STATED TASK: Print all of the data exactly as written.

-------- DATA ROWS

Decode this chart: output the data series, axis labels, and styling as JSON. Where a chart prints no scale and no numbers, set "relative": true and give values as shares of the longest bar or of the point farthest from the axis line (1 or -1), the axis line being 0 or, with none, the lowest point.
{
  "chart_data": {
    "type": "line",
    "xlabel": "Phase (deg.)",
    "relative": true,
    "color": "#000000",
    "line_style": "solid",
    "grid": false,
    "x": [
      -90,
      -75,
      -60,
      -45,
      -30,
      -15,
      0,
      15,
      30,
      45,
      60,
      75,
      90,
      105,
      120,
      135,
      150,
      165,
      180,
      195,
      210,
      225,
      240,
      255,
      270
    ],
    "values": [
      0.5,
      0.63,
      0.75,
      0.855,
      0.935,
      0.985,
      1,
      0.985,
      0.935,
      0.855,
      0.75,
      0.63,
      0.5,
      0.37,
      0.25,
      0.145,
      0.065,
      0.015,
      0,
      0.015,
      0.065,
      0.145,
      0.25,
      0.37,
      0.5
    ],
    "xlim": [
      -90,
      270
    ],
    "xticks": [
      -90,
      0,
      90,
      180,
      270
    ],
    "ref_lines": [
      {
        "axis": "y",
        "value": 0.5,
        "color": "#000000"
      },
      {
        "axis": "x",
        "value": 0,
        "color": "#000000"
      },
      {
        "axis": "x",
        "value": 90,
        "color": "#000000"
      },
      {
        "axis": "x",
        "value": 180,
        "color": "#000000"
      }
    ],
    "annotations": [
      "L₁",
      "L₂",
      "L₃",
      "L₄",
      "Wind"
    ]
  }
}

----------------

RESULT:
Decode this chart: output the data series, axis labels, and styling as JSON. Where a chart prints no scale and no numbers, set "relative": true and give values as shares of the longest bar or of the point farthest from the axis line (1 or -1), the axis line being 0 or, with none, the lowest point.
{
  "chart_data": {
    "type": "line",
    "xlabel": "Phase (deg.)",
    "relative": true,
    "color": "#000000",
    "line_style": "solid",
    "grid": false,
    "x": [
      -90,
      -75,
      -60,
      -45,
      -30,
      -15,
      0,
      15,
      30,
      45,
      60,
      75,
      90,
      105,
      120,
      135,
      150,
      165,
      180,
      195,
      210,
      225,
      240,
      255,
      270
    ],
    "values": [
      0.5,
      0.63,
      0.75,
      0.855,
      0.935,
      0.985,
      1,
      0.985,
      0.935,
      0.855,
      0.75,
      0.63,
      0.5,
      0.37,
      0.25,
      0.145,
      0.065,
      0.015,
      0,
      0.015,
      0.065,
      0.145,
      0.25,
      0.37,
      0.5
    ],
    "xlim": [
      -90,
      270
    ],
    "xticks": [
      -90,
      0,
      90,
      180,
      270
    ],
    "ref_lines": [
      {
        "axis": "y",
        "value": 0.5,
        "color": "#000000"
      },
      {
        "axis": "x",
        "value": 0,
        "color": "#000000"
      },
      {
        "axis": "x",
        "value": 90,
        "color": "#000000"
      },
      {
        "axis": "x",
        "value": 180,
        "color": "#000000"
      }
    ],
    "annotations": [
      "L₁",
      "L₂",
      "L₃",
      "L₄",
      "Wind"
    ]
  }
}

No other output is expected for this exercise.